→ Do this
Every record below should be transcribed exactly. Omit the images.

○ ○ ○ ○ ○ ○ ○

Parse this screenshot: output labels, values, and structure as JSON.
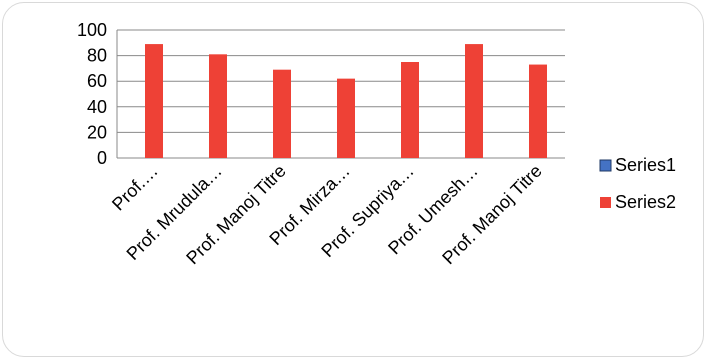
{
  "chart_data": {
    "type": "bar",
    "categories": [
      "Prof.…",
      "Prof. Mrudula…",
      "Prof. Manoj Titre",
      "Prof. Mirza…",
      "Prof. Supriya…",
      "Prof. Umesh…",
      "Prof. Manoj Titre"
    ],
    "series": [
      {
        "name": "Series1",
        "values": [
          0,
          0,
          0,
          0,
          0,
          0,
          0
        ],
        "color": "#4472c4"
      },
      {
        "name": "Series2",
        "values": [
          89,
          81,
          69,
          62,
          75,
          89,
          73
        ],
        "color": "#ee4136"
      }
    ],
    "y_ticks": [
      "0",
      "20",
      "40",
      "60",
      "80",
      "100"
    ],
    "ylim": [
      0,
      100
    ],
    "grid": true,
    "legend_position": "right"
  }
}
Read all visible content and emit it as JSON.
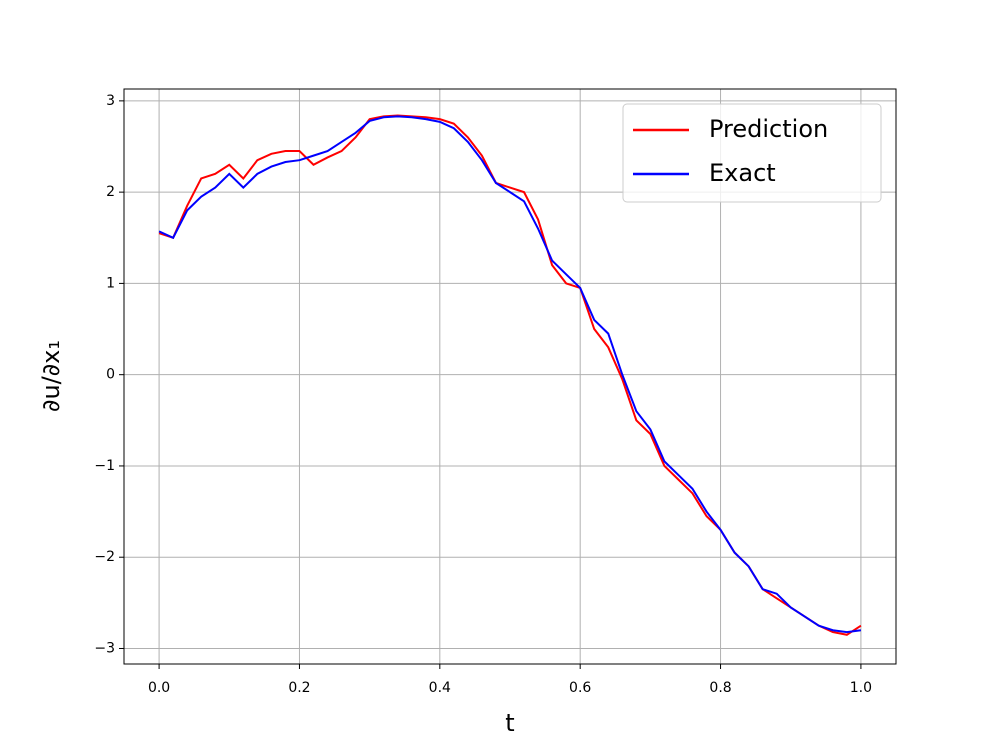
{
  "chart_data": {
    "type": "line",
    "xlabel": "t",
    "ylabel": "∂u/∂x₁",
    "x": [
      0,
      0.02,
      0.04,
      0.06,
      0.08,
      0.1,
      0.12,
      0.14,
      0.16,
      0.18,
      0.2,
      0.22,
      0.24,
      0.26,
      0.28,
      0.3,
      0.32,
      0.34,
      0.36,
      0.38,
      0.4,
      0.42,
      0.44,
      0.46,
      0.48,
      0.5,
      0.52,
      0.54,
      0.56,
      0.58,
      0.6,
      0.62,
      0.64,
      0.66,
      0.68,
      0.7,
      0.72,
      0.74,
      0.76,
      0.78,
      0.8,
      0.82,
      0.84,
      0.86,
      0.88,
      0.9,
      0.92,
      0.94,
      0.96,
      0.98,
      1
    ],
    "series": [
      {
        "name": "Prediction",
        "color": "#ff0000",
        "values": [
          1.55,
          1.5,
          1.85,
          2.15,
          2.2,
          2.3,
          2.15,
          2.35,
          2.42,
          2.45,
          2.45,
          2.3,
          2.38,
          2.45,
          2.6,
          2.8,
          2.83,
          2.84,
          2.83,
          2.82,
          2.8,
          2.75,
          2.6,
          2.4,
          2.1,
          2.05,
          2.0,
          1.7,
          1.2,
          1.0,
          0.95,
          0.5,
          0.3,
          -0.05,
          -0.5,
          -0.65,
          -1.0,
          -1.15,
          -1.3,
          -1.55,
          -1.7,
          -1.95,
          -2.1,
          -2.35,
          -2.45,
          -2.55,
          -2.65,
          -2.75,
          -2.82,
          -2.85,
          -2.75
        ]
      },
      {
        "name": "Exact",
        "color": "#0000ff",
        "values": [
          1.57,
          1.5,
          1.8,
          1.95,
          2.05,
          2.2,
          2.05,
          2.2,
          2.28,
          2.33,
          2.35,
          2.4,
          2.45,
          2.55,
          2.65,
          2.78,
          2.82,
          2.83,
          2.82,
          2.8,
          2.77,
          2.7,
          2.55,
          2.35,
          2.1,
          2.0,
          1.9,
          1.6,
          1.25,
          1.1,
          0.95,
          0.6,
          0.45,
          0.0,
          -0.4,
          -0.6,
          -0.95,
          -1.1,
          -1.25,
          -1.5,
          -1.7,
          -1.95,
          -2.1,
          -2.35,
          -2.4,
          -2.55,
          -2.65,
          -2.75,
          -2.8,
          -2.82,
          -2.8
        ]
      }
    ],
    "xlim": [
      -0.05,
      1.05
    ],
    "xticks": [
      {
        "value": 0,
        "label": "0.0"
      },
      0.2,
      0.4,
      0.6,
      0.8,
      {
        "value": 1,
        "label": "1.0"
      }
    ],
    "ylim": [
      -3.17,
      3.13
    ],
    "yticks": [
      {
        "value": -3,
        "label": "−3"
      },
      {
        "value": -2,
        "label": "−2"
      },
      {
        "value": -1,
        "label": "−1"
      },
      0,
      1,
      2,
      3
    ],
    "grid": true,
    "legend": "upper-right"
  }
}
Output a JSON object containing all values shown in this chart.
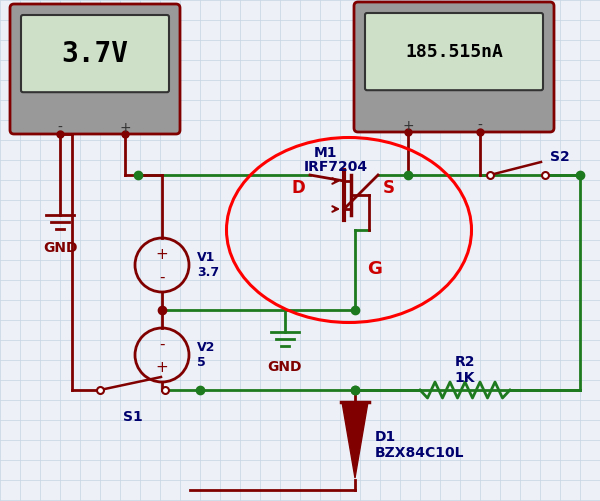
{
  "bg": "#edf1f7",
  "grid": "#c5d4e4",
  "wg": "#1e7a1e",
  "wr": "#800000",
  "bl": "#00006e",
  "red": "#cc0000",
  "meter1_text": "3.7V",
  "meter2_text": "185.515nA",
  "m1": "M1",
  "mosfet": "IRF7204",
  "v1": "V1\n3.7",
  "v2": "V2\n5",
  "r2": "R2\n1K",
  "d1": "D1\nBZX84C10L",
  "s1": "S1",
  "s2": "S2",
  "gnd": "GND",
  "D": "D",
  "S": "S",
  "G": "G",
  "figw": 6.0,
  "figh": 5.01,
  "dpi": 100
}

○ ○ ○ ○ ○ ○ ○

→ Solution
Parse this screenshot: output labels, values, and structure as JSON.
{
  "chart_data": {
    "type": "bar",
    "categories": [
      "Prof.…",
      "Prof. Mrudula…",
      "Prof. Manoj Titre",
      "Prof. Mirza…",
      "Prof. Supriya…",
      "Prof. Umesh…",
      "Prof. Manoj Titre"
    ],
    "series": [
      {
        "name": "Series1",
        "values": [
          0,
          0,
          0,
          0,
          0,
          0,
          0
        ],
        "color": "#4472c4"
      },
      {
        "name": "Series2",
        "values": [
          89,
          81,
          69,
          62,
          75,
          89,
          73
        ],
        "color": "#ee4136"
      }
    ],
    "y_ticks": [
      "0",
      "20",
      "40",
      "60",
      "80",
      "100"
    ],
    "ylim": [
      0,
      100
    ],
    "grid": true,
    "legend_position": "right"
  }
}
Read all visible content and emit it as JSON.
{
  "chart_data": {
    "type": "line",
    "xlabel": "t",
    "ylabel": "∂u/∂x₁",
    "x": [
      0,
      0.02,
      0.04,
      0.06,
      0.08,
      0.1,
      0.12,
      0.14,
      0.16,
      0.18,
      0.2,
      0.22,
      0.24,
      0.26,
      0.28,
      0.3,
      0.32,
      0.34,
      0.36,
      0.38,
      0.4,
      0.42,
      0.44,
      0.46,
      0.48,
      0.5,
      0.52,
      0.54,
      0.56,
      0.58,
      0.6,
      0.62,
      0.64,
      0.66,
      0.68,
      0.7,
      0.72,
      0.74,
      0.76,
      0.78,
      0.8,
      0.82,
      0.84,
      0.86,
      0.88,
      0.9,
      0.92,
      0.94,
      0.96,
      0.98,
      1
    ],
    "series": [
      {
        "name": "Prediction",
        "color": "#ff0000",
        "values": [
          1.55,
          1.5,
          1.85,
          2.15,
          2.2,
          2.3,
          2.15,
          2.35,
          2.42,
          2.45,
          2.45,
          2.3,
          2.38,
          2.45,
          2.6,
          2.8,
          2.83,
          2.84,
          2.83,
          2.82,
          2.8,
          2.75,
          2.6,
          2.4,
          2.1,
          2.05,
          2.0,
          1.7,
          1.2,
          1.0,
          0.95,
          0.5,
          0.3,
          -0.05,
          -0.5,
          -0.65,
          -1.0,
          -1.15,
          -1.3,
          -1.55,
          -1.7,
          -1.95,
          -2.1,
          -2.35,
          -2.45,
          -2.55,
          -2.65,
          -2.75,
          -2.82,
          -2.85,
          -2.75
        ]
      },
      {
        "name": "Exact",
        "color": "#0000ff",
        "values": [
          1.57,
          1.5,
          1.8,
          1.95,
          2.05,
          2.2,
          2.05,
          2.2,
          2.28,
          2.33,
          2.35,
          2.4,
          2.45,
          2.55,
          2.65,
          2.78,
          2.82,
          2.83,
          2.82,
          2.8,
          2.77,
          2.7,
          2.55,
          2.35,
          2.1,
          2.0,
          1.9,
          1.6,
          1.25,
          1.1,
          0.95,
          0.6,
          0.45,
          0.0,
          -0.4,
          -0.6,
          -0.95,
          -1.1,
          -1.25,
          -1.5,
          -1.7,
          -1.95,
          -2.1,
          -2.35,
          -2.4,
          -2.55,
          -2.65,
          -2.75,
          -2.8,
          -2.82,
          -2.8
        ]
      }
    ],
    "xlim": [
      -0.05,
      1.05
    ],
    "xticks": [
      {
        "value": 0,
        "label": "0.0"
      },
      0.2,
      0.4,
      0.6,
      0.8,
      {
        "value": 1,
        "label": "1.0"
      }
    ],
    "ylim": [
      -3.17,
      3.13
    ],
    "yticks": [
      {
        "value": -3,
        "label": "−3"
      },
      {
        "value": -2,
        "label": "−2"
      },
      {
        "value": -1,
        "label": "−1"
      },
      0,
      1,
      2,
      3
    ],
    "grid": true,
    "legend": "upper-right"
  }
}
Output a JSON object containing all values shown in this chart.
{
  "bg": "#edf1f7",
  "grid": "#c5d4e4",
  "wg": "#1e7a1e",
  "wr": "#800000",
  "bl": "#00006e",
  "red": "#cc0000",
  "meter1_text": "3.7V",
  "meter2_text": "185.515nA",
  "m1": "M1",
  "mosfet": "IRF7204",
  "v1": "V1\n3.7",
  "v2": "V2\n5",
  "r2": "R2\n1K",
  "d1": "D1\nBZX84C10L",
  "s1": "S1",
  "s2": "S2",
  "gnd": "GND",
  "D": "D",
  "S": "S",
  "G": "G",
  "figw": 6.0,
  "figh": 5.01,
  "dpi": 100
}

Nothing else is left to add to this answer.